§ **What is required**: Please repeat all of the lines that follow, exactly as written.

------------

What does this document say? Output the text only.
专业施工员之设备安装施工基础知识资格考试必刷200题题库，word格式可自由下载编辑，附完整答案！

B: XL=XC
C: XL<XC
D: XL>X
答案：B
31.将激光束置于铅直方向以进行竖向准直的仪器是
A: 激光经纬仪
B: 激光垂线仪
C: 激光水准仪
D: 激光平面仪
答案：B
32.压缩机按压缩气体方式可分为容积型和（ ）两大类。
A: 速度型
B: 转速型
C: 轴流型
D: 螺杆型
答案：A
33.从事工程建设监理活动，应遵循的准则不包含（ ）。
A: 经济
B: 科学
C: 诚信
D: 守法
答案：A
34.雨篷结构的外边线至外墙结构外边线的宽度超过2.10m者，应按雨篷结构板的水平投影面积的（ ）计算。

------------

§ **Finished answer**:
What does this document say? Output the text only.
专业施工员之设备安装施工基础知识资格考试必刷200题题库，word格式可自由下载编辑，附完整答案！

B: XL=XC
C: XL<XC
D: XL>X
答案：B
31.将激光束置于铅直方向以进行竖向准直的仪器是
A: 激光经纬仪
B: 激光垂线仪
C: 激光水准仪
D: 激光平面仪
答案：B
32.压缩机按压缩气体方式可分为容积型和（ ）两大类。
A: 速度型
B: 转速型
C: 轴流型
D: 螺杆型
答案：A
33.从事工程建设监理活动，应遵循的准则不包含（ ）。
A: 经济
B: 科学
C: 诚信
D: 守法
答案：A
34.雨篷结构的外边线至外墙结构外边线的宽度超过2.10m者，应按雨篷结构板的水平投影面积的（ ）计算。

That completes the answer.